>> Begin RECORDS SUPPLIED

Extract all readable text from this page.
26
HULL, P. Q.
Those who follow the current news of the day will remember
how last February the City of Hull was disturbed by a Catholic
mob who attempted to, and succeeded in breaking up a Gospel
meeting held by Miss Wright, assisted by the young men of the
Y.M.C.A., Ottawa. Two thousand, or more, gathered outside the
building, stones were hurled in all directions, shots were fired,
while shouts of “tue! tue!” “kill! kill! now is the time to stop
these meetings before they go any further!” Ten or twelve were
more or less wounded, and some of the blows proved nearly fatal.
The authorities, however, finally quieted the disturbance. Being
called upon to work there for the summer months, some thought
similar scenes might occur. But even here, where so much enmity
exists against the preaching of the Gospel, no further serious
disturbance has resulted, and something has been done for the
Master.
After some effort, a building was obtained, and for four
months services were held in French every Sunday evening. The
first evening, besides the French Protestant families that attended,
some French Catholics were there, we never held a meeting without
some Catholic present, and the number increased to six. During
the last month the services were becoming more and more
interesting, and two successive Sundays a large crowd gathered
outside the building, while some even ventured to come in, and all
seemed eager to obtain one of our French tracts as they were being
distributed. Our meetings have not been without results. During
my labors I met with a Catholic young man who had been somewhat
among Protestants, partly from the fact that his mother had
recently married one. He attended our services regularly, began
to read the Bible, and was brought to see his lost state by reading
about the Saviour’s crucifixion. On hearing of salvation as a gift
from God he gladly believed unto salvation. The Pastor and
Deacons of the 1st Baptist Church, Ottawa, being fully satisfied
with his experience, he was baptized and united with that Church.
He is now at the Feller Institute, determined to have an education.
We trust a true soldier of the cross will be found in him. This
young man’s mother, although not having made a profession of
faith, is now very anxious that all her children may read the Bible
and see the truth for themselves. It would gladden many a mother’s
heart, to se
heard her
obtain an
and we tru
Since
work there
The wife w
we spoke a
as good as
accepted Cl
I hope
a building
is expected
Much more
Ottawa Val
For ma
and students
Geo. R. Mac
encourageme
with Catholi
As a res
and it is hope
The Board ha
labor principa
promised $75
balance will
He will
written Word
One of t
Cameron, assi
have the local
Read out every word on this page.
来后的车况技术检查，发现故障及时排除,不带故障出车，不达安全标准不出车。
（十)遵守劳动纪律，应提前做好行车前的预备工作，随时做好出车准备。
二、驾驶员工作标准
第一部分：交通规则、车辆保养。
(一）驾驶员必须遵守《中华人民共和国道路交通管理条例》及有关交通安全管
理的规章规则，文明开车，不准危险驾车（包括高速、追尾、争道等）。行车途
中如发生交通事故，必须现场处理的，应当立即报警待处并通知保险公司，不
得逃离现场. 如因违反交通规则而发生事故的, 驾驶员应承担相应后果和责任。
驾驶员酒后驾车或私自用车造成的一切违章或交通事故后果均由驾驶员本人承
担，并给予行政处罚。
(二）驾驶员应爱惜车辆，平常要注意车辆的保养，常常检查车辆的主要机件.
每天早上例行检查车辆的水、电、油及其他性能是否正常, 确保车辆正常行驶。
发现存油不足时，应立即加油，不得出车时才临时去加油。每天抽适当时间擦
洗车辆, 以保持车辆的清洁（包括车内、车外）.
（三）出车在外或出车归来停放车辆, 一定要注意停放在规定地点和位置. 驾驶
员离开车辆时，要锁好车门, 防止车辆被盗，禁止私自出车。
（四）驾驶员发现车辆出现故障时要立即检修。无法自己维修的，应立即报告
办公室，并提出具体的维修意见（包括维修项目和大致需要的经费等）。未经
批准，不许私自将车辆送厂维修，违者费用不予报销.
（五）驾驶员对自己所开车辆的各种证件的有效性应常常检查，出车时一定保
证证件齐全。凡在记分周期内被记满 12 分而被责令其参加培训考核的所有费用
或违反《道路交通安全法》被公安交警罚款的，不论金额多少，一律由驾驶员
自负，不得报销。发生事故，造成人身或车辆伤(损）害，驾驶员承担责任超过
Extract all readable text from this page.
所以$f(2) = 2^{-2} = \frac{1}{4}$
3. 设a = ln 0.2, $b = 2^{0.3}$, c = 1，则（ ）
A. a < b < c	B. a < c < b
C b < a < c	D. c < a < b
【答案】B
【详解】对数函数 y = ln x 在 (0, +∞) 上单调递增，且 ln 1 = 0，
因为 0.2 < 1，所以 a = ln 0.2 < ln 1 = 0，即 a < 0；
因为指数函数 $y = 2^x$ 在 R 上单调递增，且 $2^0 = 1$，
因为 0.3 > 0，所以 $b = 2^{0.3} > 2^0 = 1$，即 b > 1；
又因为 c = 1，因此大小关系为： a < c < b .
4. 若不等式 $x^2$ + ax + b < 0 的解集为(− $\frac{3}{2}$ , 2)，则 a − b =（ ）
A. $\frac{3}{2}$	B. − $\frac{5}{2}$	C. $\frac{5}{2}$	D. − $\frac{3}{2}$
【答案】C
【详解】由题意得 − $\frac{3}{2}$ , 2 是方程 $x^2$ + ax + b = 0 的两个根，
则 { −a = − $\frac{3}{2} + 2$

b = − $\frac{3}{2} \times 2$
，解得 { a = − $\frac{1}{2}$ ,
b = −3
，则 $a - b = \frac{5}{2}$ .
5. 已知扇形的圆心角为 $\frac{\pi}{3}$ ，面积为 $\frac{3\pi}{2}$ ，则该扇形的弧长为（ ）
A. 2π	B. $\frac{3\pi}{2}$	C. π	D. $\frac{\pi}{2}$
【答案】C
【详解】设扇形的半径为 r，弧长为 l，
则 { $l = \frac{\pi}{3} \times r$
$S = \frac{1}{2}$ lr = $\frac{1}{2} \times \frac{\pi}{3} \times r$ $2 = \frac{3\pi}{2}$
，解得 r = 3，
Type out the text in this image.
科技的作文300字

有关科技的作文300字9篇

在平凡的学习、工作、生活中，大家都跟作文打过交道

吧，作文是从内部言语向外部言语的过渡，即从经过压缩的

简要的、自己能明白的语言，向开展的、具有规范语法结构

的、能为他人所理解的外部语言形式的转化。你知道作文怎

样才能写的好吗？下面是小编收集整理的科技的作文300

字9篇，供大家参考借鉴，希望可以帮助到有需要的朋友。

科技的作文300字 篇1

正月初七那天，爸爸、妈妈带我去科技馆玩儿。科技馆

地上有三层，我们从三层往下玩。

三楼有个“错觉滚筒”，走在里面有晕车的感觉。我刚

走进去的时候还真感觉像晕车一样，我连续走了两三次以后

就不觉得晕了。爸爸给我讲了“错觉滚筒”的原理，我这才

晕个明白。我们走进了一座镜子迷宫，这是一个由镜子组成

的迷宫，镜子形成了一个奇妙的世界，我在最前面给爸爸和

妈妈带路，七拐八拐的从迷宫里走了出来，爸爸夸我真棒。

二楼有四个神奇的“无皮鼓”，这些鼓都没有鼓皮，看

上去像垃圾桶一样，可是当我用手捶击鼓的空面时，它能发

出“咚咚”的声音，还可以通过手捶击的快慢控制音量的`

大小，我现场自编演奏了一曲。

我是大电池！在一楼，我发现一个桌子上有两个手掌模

>> End RECORDS SUPPLIED

• GOAL:
Go through the records above, find every line with the word "young", and list those lines.

• CORRECT RESPONSE:
meeting held by Miss Wright, assisted by the young men of the
my labors I met with a Catholic young man who had been somewhat
young man’s mother, although not having made a profession of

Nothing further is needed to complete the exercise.